Stored records
####################

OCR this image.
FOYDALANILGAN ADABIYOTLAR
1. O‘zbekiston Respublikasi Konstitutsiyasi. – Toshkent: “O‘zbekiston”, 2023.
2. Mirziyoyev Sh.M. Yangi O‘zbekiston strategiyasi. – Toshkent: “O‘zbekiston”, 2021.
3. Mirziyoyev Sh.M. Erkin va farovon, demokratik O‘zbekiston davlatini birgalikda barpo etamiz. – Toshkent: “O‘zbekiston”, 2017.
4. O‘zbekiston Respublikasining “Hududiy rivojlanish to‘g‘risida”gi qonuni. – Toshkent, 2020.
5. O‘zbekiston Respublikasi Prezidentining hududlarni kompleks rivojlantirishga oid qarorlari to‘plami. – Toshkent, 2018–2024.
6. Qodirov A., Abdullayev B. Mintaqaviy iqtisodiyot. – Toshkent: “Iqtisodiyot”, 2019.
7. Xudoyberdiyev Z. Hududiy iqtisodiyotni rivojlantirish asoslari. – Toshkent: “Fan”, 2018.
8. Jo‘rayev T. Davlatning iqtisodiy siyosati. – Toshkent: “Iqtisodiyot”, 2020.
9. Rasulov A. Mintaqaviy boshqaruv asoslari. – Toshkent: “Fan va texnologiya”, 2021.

####################

What the task requires: Reproduce all the data word for word.

Written response:
OCR this image.
FOYDALANILGAN ADABIYOTLAR
1. O‘zbekiston Respublikasi Konstitutsiyasi. – Toshkent: “O‘zbekiston”, 2023.
2. Mirziyoyev Sh.M. Yangi O‘zbekiston strategiyasi. – Toshkent: “O‘zbekiston”, 2021.
3. Mirziyoyev Sh.M. Erkin va farovon, demokratik O‘zbekiston davlatini birgalikda barpo etamiz. – Toshkent: “O‘zbekiston”, 2017.
4. O‘zbekiston Respublikasining “Hududiy rivojlanish to‘g‘risida”gi qonuni. – Toshkent, 2020.
5. O‘zbekiston Respublikasi Prezidentining hududlarni kompleks rivojlantirishga oid qarorlari to‘plami. – Toshkent, 2018–2024.
6. Qodirov A., Abdullayev B. Mintaqaviy iqtisodiyot. – Toshkent: “Iqtisodiyot”, 2019.
7. Xudoyberdiyev Z. Hududiy iqtisodiyotni rivojlantirish asoslari. – Toshkent: “Fan”, 2018.
8. Jo‘rayev T. Davlatning iqtisodiy siyosati. – Toshkent: “Iqtisodiyot”, 2020.
9. Rasulov A. Mintaqaviy boshqaruv asoslari. – Toshkent: “Fan va texnologiya”, 2021.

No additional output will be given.